Problem details
Make an exact copy of the data below, leaving out every picture.

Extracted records
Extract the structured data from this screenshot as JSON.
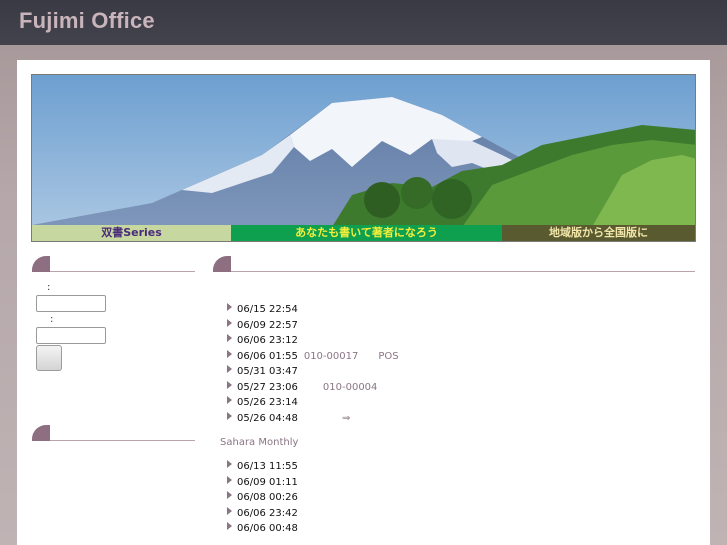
{
  "header": {
    "site_title": "Fujimi Office"
  },
  "banner": {
    "strip": [
      "双書Series",
      "あなたも書いて著者になろう",
      "地域版から全国版に"
    ]
  },
  "sidebar": {
    "login": {
      "label1": ":",
      "label2": ":",
      "field1_value": "",
      "field2_value": "",
      "button_label": ""
    }
  },
  "main": {
    "list1": [
      {
        "time": "06/15 22:54",
        "extra": "",
        "extra2": ""
      },
      {
        "time": "06/09 22:57",
        "extra": "",
        "extra2": ""
      },
      {
        "time": "06/06 23:12",
        "extra": "",
        "extra2": ""
      },
      {
        "time": "06/06 01:55",
        "extra": "010-00017",
        "extra2": "POS"
      },
      {
        "time": "05/31 03:47",
        "extra": "",
        "extra2": ""
      },
      {
        "time": "05/27 23:06",
        "extra": "      010-00004",
        "extra2": ""
      },
      {
        "time": "05/26 23:14",
        "extra": "",
        "extra2": ""
      },
      {
        "time": "05/26 04:48",
        "extra": "            ⇒",
        "extra2": ""
      }
    ],
    "magazine_label": "Sahara Monthly",
    "list2": [
      {
        "time": "06/13 11:55"
      },
      {
        "time": "06/09 01:11"
      },
      {
        "time": "06/08 00:26"
      },
      {
        "time": "06/06 23:42"
      },
      {
        "time": "06/06 00:48"
      }
    ]
  }
}
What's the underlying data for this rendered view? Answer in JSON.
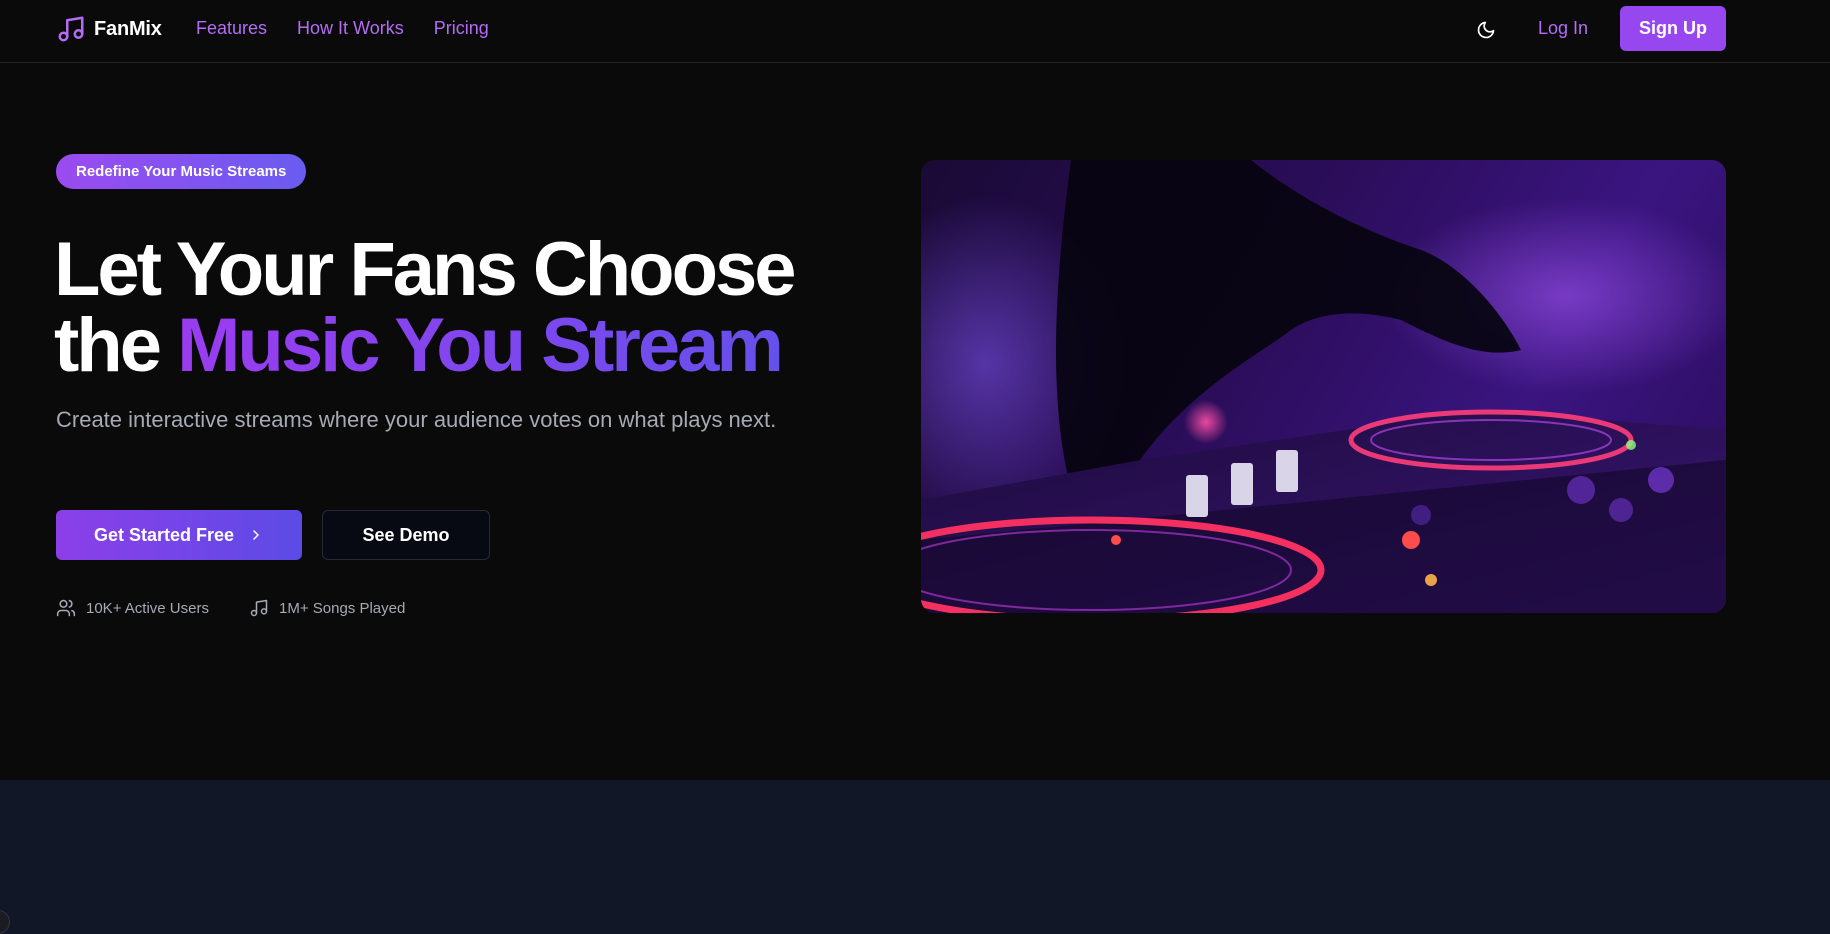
{
  "brand": {
    "name": "FanMix",
    "icon": "music-note-icon"
  },
  "nav": {
    "links": [
      "Features",
      "How It Works",
      "Pricing"
    ],
    "theme_icon": "moon-icon",
    "login_label": "Log In",
    "signup_label": "Sign Up"
  },
  "hero": {
    "badge": "Redefine Your Music Streams",
    "headline_line1": "Let Your Fans Choose",
    "headline_line2_plain": "the",
    "headline_line2_accent": "Music You Stream",
    "subtitle": "Create interactive streams where your audience votes on what plays next.",
    "cta_primary": "Get Started Free",
    "cta_primary_icon": "chevron-right-icon",
    "cta_secondary": "See Demo",
    "stats": [
      {
        "icon": "users-icon",
        "label": "10K+ Active Users"
      },
      {
        "icon": "music-note-icon",
        "label": "1M+ Songs Played"
      }
    ],
    "image_alt": "DJ mixer turntable in purple light"
  },
  "colors": {
    "background": "#0a0a0b",
    "accent": "#9747f0",
    "link": "#b46cf5",
    "muted_text": "#a7a9b4",
    "lower_section": "#111726"
  }
}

Worked answer
Extract the structured data from this screenshot as JSON.
{
  "header": {
    "site_title": "Fujimi Office"
  },
  "banner": {
    "strip": [
      "双書Series",
      "あなたも書いて著者になろう",
      "地域版から全国版に"
    ]
  },
  "sidebar": {
    "login": {
      "label1": ":",
      "label2": ":",
      "field1_value": "",
      "field2_value": "",
      "button_label": ""
    }
  },
  "main": {
    "list1": [
      {
        "time": "06/15 22:54",
        "extra": "",
        "extra2": ""
      },
      {
        "time": "06/09 22:57",
        "extra": "",
        "extra2": ""
      },
      {
        "time": "06/06 23:12",
        "extra": "",
        "extra2": ""
      },
      {
        "time": "06/06 01:55",
        "extra": "010-00017",
        "extra2": "POS"
      },
      {
        "time": "05/31 03:47",
        "extra": "",
        "extra2": ""
      },
      {
        "time": "05/27 23:06",
        "extra": "      010-00004",
        "extra2": ""
      },
      {
        "time": "05/26 23:14",
        "extra": "",
        "extra2": ""
      },
      {
        "time": "05/26 04:48",
        "extra": "            ⇒",
        "extra2": ""
      }
    ],
    "magazine_label": "Sahara Monthly",
    "list2": [
      {
        "time": "06/13 11:55"
      },
      {
        "time": "06/09 01:11"
      },
      {
        "time": "06/08 00:26"
      },
      {
        "time": "06/06 23:42"
      },
      {
        "time": "06/06 00:48"
      }
    ]
  }
}
What's the underlying data for this rendered view? Answer in JSON.
{
  "brand": {
    "name": "FanMix",
    "icon": "music-note-icon"
  },
  "nav": {
    "links": [
      "Features",
      "How It Works",
      "Pricing"
    ],
    "theme_icon": "moon-icon",
    "login_label": "Log In",
    "signup_label": "Sign Up"
  },
  "hero": {
    "badge": "Redefine Your Music Streams",
    "headline_line1": "Let Your Fans Choose",
    "headline_line2_plain": "the",
    "headline_line2_accent": "Music You Stream",
    "subtitle": "Create interactive streams where your audience votes on what plays next.",
    "cta_primary": "Get Started Free",
    "cta_primary_icon": "chevron-right-icon",
    "cta_secondary": "See Demo",
    "stats": [
      {
        "icon": "users-icon",
        "label": "10K+ Active Users"
      },
      {
        "icon": "music-note-icon",
        "label": "1M+ Songs Played"
      }
    ],
    "image_alt": "DJ mixer turntable in purple light"
  },
  "colors": {
    "background": "#0a0a0b",
    "accent": "#9747f0",
    "link": "#b46cf5",
    "muted_text": "#a7a9b4",
    "lower_section": "#111726"
  }
}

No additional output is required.